* _Work to do_: Whenever a line below holds the word "equal", copy that line.

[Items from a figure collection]
* * * * * * *

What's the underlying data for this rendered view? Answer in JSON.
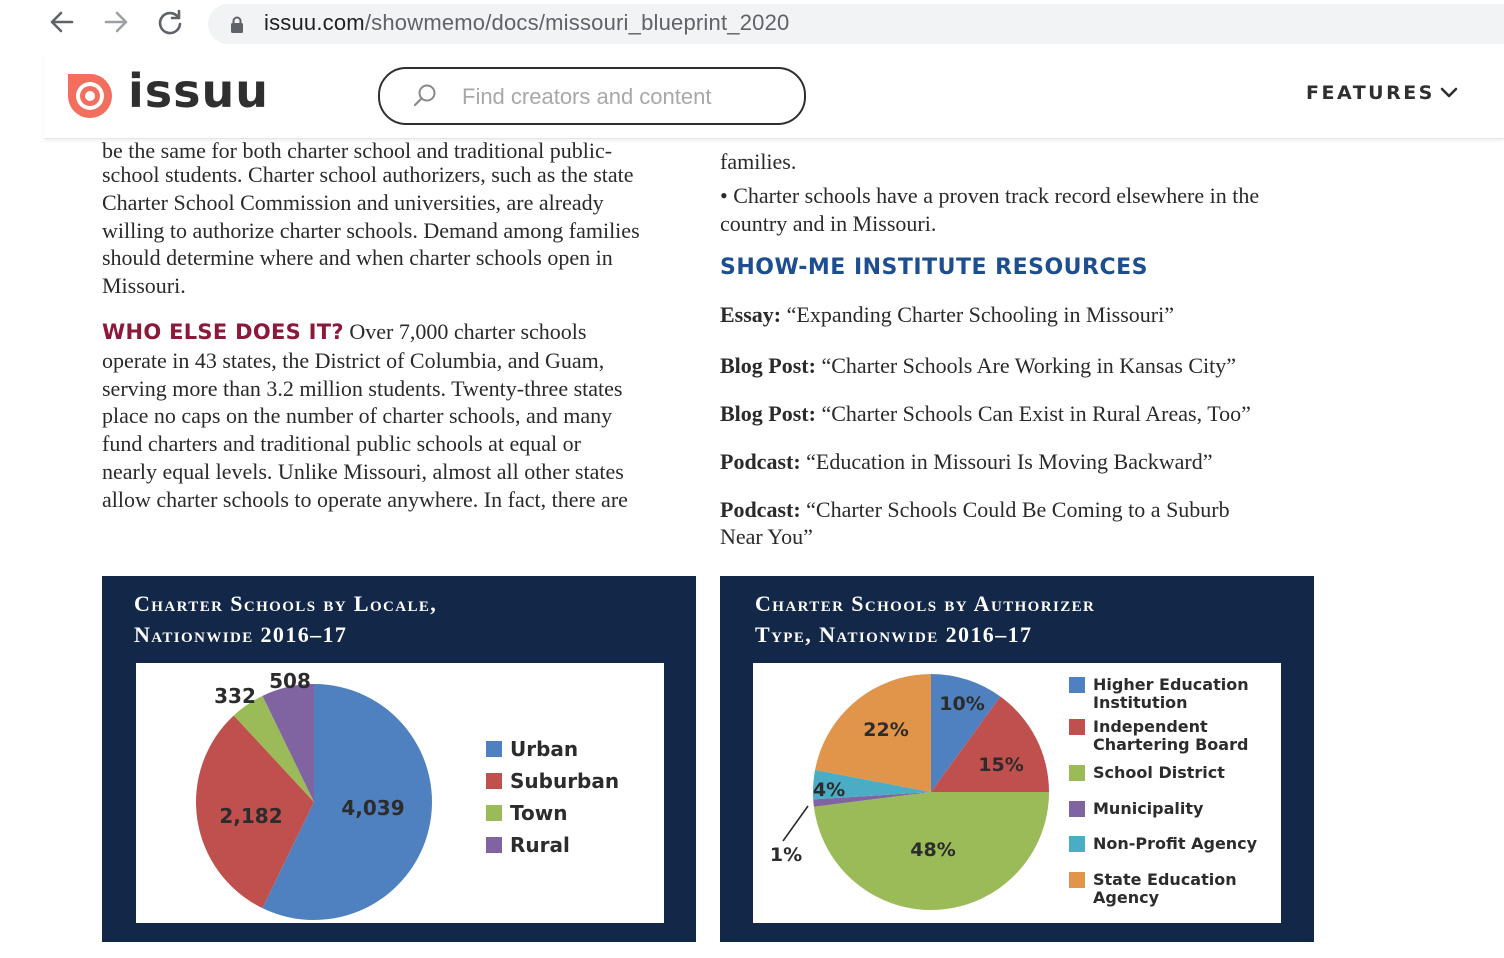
{
  "browser": {
    "url_host": "issuu.com",
    "url_path": "/showmemo/docs/missouri_blueprint_2020"
  },
  "issuu": {
    "logo_text": "issuu",
    "search_placeholder": "Find creators and content",
    "features_label": "FEATURES"
  },
  "left_column": {
    "cutoff_line": "be the same for both charter school and traditional public-",
    "para1_lines": [
      "school students. Charter school authorizers, such as the state",
      "Charter School Commission and universities, are already",
      "willing to authorize charter schools. Demand among families",
      "should determine where and when charter schools open in",
      "Missouri."
    ],
    "who_heading": "WHO ELSE DOES IT?",
    "who_first": " Over 7,000 charter schools",
    "who_lines": [
      "operate in 43 states, the District of Columbia, and Guam,",
      "serving more than 3.2 million students. Twenty-three states",
      "place no caps on the number of charter schools, and many",
      "fund charters and traditional public schools at equal or",
      "nearly equal levels. Unlike Missouri, almost all other states",
      "allow charter schools to operate anywhere. In fact, there are"
    ]
  },
  "right_column": {
    "cutoff_line": "families.",
    "bullet_lines": [
      "• Charter schools have a proven track record elsewhere in the",
      "country and in Missouri."
    ],
    "resources_heading": "SHOW-ME INSTITUTE RESOURCES",
    "resources": [
      {
        "type": "Essay:",
        "title": " “Expanding Charter Schooling in Missouri”"
      },
      {
        "type": "Blog Post:",
        "title": " “Charter Schools Are Working in Kansas City”"
      },
      {
        "type": "Blog Post:",
        "title": " “Charter Schools Can Exist in Rural Areas, Too”"
      },
      {
        "type": "Podcast:",
        "title": " “Education in Missouri Is Moving Backward”"
      },
      {
        "type": "Podcast:",
        "title": " “Charter Schools Could Be Coming to a Suburb",
        "title2": "Near You”"
      }
    ]
  },
  "chart_data": [
    {
      "type": "pie",
      "title": "Charter Schools by Locale, Nationwide 2016–17",
      "title_lines": [
        "Charter Schools by Locale,",
        "Nationwide 2016–17"
      ],
      "categories": [
        "Urban",
        "Suburban",
        "Town",
        "Rural"
      ],
      "values": [
        4039,
        2182,
        332,
        508
      ],
      "value_labels": [
        "4,039",
        "2,182",
        "332",
        "508"
      ],
      "colors": [
        "#4f81c1",
        "#c0504d",
        "#9bbb59",
        "#8064a2"
      ],
      "legend_position": "right"
    },
    {
      "type": "pie",
      "title": "Charter Schools by Authorizer Type, Nationwide 2016–17",
      "title_lines": [
        "Charter Schools by Authorizer",
        "Type, Nationwide 2016–17"
      ],
      "categories": [
        "Higher Education Institution",
        "Independent Chartering Board",
        "School District",
        "Municipality",
        "Non-Profit Agency",
        "State Education Agency"
      ],
      "legend_lines": [
        [
          "Higher Education",
          "Institution"
        ],
        [
          "Independent",
          "Chartering Board"
        ],
        [
          "School District"
        ],
        [
          "Municipality"
        ],
        [
          "Non-Profit Agency"
        ],
        [
          "State Education",
          "Agency"
        ]
      ],
      "values": [
        10,
        15,
        48,
        1,
        4,
        22
      ],
      "value_labels": [
        "10%",
        "15%",
        "48%",
        "1%",
        "4%",
        "22%"
      ],
      "colors": [
        "#4f81c1",
        "#c0504d",
        "#9bbb59",
        "#8064a2",
        "#4bacc6",
        "#e0954a"
      ],
      "legend_position": "right"
    }
  ]
}
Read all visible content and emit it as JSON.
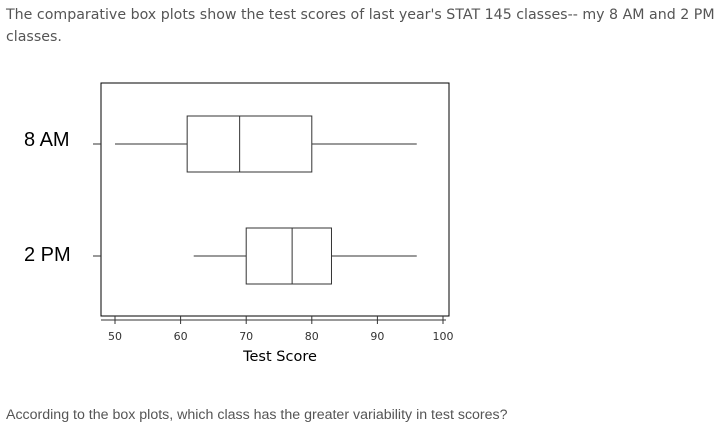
{
  "question": {
    "intro": "The comparative box plots show the test scores of last year's STAT 145 classes-- my 8 AM and 2 PM classes.",
    "prompt": "According to the box plots, which class has the greater variability in test scores?"
  },
  "chart_data": {
    "type": "boxplot",
    "xlabel": "Test Score",
    "xlim": [
      48,
      101
    ],
    "xticks": [
      50,
      60,
      70,
      80,
      90,
      100
    ],
    "grid": false,
    "series": [
      {
        "name": "8 AM",
        "min": 50,
        "q1": 61,
        "median": 69,
        "q3": 80,
        "max": 96
      },
      {
        "name": "2 PM",
        "min": 62,
        "q1": 70,
        "median": 77,
        "q3": 83,
        "max": 96
      }
    ]
  }
}
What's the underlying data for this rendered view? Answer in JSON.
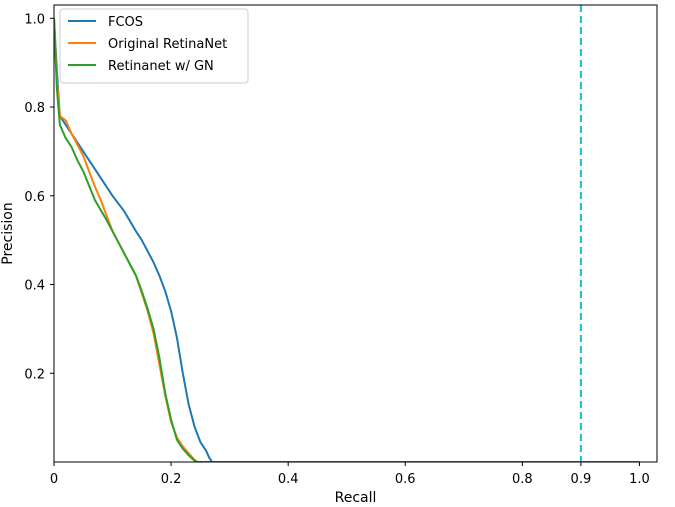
{
  "chart_data": {
    "type": "line",
    "xlabel": "Recall",
    "ylabel": "Precision",
    "xlim": [
      0,
      1.03
    ],
    "ylim": [
      0,
      1.03
    ],
    "x_ticks": [
      {
        "value": 0,
        "label": "0"
      },
      {
        "value": 0.2,
        "label": "0.2"
      },
      {
        "value": 0.4,
        "label": "0.4"
      },
      {
        "value": 0.6,
        "label": "0.6"
      },
      {
        "value": 0.8,
        "label": "0.8"
      },
      {
        "value": 0.9,
        "label": "0.9"
      },
      {
        "value": 1.0,
        "label": "1.0"
      }
    ],
    "y_ticks": [
      {
        "value": 0.2,
        "label": "0.2"
      },
      {
        "value": 0.4,
        "label": "0.4"
      },
      {
        "value": 0.6,
        "label": "0.6"
      },
      {
        "value": 0.8,
        "label": "0.8"
      },
      {
        "value": 1.0,
        "label": "1.0"
      }
    ],
    "grid": false,
    "legend_position": "top-left",
    "reference_line": {
      "orientation": "vertical",
      "x": 0.9,
      "style": "dashed",
      "color": "#17becf"
    },
    "series": [
      {
        "name": "FCOS",
        "color": "#1f77b4",
        "x": [
          0,
          0.005,
          0.01,
          0.02,
          0.03,
          0.05,
          0.07,
          0.08,
          0.1,
          0.12,
          0.14,
          0.15,
          0.17,
          0.18,
          0.19,
          0.2,
          0.21,
          0.22,
          0.23,
          0.24,
          0.25,
          0.26,
          0.265,
          0.27,
          1.0
        ],
        "y": [
          1.0,
          0.88,
          0.78,
          0.76,
          0.74,
          0.7,
          0.66,
          0.64,
          0.6,
          0.565,
          0.52,
          0.5,
          0.45,
          0.42,
          0.385,
          0.34,
          0.28,
          0.2,
          0.13,
          0.08,
          0.045,
          0.025,
          0.01,
          0.0,
          0.0
        ]
      },
      {
        "name": "Original RetinaNet",
        "color": "#ff7f0e",
        "x": [
          0,
          0.005,
          0.01,
          0.02,
          0.03,
          0.05,
          0.07,
          0.08,
          0.1,
          0.12,
          0.14,
          0.15,
          0.16,
          0.17,
          0.18,
          0.19,
          0.2,
          0.21,
          0.22,
          0.23,
          0.24,
          0.245,
          1.0
        ],
        "y": [
          1.0,
          0.86,
          0.78,
          0.77,
          0.74,
          0.69,
          0.62,
          0.59,
          0.52,
          0.47,
          0.42,
          0.38,
          0.34,
          0.29,
          0.22,
          0.15,
          0.09,
          0.055,
          0.035,
          0.02,
          0.005,
          0.0,
          0.0
        ]
      },
      {
        "name": "Retinanet w/ GN",
        "color": "#2ca02c",
        "x": [
          0,
          0.005,
          0.01,
          0.02,
          0.03,
          0.04,
          0.05,
          0.07,
          0.09,
          0.1,
          0.12,
          0.14,
          0.15,
          0.16,
          0.17,
          0.18,
          0.19,
          0.2,
          0.21,
          0.22,
          0.23,
          0.24,
          0.245,
          1.0
        ],
        "y": [
          1.0,
          0.84,
          0.76,
          0.73,
          0.71,
          0.68,
          0.655,
          0.59,
          0.545,
          0.52,
          0.47,
          0.42,
          0.385,
          0.345,
          0.3,
          0.235,
          0.155,
          0.095,
          0.05,
          0.03,
          0.015,
          0.003,
          0.0,
          0.0
        ]
      }
    ]
  }
}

* * * * * * *

* _Solution to this problem_:
      "fund charters and traditional public schools at equal or",
      "nearly equal levels. Unlike Missouri, almost all other states",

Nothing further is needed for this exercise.